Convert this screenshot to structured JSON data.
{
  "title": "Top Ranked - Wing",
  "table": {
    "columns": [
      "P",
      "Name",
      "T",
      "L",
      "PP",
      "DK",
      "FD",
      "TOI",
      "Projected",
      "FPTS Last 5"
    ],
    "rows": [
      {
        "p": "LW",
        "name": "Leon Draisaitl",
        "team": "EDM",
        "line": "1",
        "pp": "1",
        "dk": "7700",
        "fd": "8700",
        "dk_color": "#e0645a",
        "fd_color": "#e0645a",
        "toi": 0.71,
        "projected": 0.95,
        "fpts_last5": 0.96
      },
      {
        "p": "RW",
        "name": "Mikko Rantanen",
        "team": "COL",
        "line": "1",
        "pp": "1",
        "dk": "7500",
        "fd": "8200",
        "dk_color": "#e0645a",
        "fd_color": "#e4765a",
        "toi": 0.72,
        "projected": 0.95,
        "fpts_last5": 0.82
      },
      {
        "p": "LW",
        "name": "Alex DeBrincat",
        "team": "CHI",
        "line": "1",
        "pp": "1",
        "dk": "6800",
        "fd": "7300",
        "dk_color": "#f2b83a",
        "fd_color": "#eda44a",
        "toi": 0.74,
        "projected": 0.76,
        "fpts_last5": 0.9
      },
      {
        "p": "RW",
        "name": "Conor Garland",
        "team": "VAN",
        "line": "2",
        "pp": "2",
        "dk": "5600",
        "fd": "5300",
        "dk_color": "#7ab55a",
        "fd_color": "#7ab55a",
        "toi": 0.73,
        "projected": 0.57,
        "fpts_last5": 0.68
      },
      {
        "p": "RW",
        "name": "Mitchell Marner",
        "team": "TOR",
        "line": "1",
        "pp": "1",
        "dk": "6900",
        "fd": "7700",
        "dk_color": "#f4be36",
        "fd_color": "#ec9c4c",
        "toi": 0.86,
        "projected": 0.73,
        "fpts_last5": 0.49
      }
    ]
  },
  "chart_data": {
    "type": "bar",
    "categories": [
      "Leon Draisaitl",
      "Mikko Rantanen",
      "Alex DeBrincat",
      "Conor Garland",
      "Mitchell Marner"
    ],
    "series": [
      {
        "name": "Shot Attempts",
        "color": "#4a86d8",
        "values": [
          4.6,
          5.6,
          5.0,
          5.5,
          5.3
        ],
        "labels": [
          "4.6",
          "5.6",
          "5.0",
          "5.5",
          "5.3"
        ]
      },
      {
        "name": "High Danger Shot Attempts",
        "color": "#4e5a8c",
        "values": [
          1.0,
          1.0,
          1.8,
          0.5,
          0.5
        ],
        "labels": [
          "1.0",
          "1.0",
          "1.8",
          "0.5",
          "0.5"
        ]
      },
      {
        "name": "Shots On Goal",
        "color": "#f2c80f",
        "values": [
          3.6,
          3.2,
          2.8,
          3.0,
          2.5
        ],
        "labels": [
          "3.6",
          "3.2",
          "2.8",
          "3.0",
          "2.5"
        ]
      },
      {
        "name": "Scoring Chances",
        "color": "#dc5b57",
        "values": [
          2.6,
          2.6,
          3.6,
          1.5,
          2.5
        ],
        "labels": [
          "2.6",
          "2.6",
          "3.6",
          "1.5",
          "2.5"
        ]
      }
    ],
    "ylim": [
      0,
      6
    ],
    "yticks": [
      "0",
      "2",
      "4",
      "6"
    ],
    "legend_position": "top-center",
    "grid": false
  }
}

WRITTEN TASK: Write out the entries above word for word.

CORRECT OUTPUT:
Convert this screenshot to structured JSON data.
{
  "title": "Top Ranked - Wing",
  "table": {
    "columns": [
      "P",
      "Name",
      "T",
      "L",
      "PP",
      "DK",
      "FD",
      "TOI",
      "Projected",
      "FPTS Last 5"
    ],
    "rows": [
      {
        "p": "LW",
        "name": "Leon Draisaitl",
        "team": "EDM",
        "line": "1",
        "pp": "1",
        "dk": "7700",
        "fd": "8700",
        "dk_color": "#e0645a",
        "fd_color": "#e0645a",
        "toi": 0.71,
        "projected": 0.95,
        "fpts_last5": 0.96
      },
      {
        "p": "RW",
        "name": "Mikko Rantanen",
        "team": "COL",
        "line": "1",
        "pp": "1",
        "dk": "7500",
        "fd": "8200",
        "dk_color": "#e0645a",
        "fd_color": "#e4765a",
        "toi": 0.72,
        "projected": 0.95,
        "fpts_last5": 0.82
      },
      {
        "p": "LW",
        "name": "Alex DeBrincat",
        "team": "CHI",
        "line": "1",
        "pp": "1",
        "dk": "6800",
        "fd": "7300",
        "dk_color": "#f2b83a",
        "fd_color": "#eda44a",
        "toi": 0.74,
        "projected": 0.76,
        "fpts_last5": 0.9
      },
      {
        "p": "RW",
        "name": "Conor Garland",
        "team": "VAN",
        "line": "2",
        "pp": "2",
        "dk": "5600",
        "fd": "5300",
        "dk_color": "#7ab55a",
        "fd_color": "#7ab55a",
        "toi": 0.73,
        "projected": 0.57,
        "fpts_last5": 0.68
      },
      {
        "p": "RW",
        "name": "Mitchell Marner",
        "team": "TOR",
        "line": "1",
        "pp": "1",
        "dk": "6900",
        "fd": "7700",
        "dk_color": "#f4be36",
        "fd_color": "#ec9c4c",
        "toi": 0.86,
        "projected": 0.73,
        "fpts_last5": 0.49
      }
    ]
  },
  "chart_data": {
    "type": "bar",
    "categories": [
      "Leon Draisaitl",
      "Mikko Rantanen",
      "Alex DeBrincat",
      "Conor Garland",
      "Mitchell Marner"
    ],
    "series": [
      {
        "name": "Shot Attempts",
        "color": "#4a86d8",
        "values": [
          4.6,
          5.6,
          5.0,
          5.5,
          5.3
        ],
        "labels": [
          "4.6",
          "5.6",
          "5.0",
          "5.5",
          "5.3"
        ]
      },
      {
        "name": "High Danger Shot Attempts",
        "color": "#4e5a8c",
        "values": [
          1.0,
          1.0,
          1.8,
          0.5,
          0.5
        ],
        "labels": [
          "1.0",
          "1.0",
          "1.8",
          "0.5",
          "0.5"
        ]
      },
      {
        "name": "Shots On Goal",
        "color": "#f2c80f",
        "values": [
          3.6,
          3.2,
          2.8,
          3.0,
          2.5
        ],
        "labels": [
          "3.6",
          "3.2",
          "2.8",
          "3.0",
          "2.5"
        ]
      },
      {
        "name": "Scoring Chances",
        "color": "#dc5b57",
        "values": [
          2.6,
          2.6,
          3.6,
          1.5,
          2.5
        ],
        "labels": [
          "2.6",
          "2.6",
          "3.6",
          "1.5",
          "2.5"
        ]
      }
    ],
    "ylim": [
      0,
      6
    ],
    "yticks": [
      "0",
      "2",
      "4",
      "6"
    ],
    "legend_position": "top-center",
    "grid": false
  }
}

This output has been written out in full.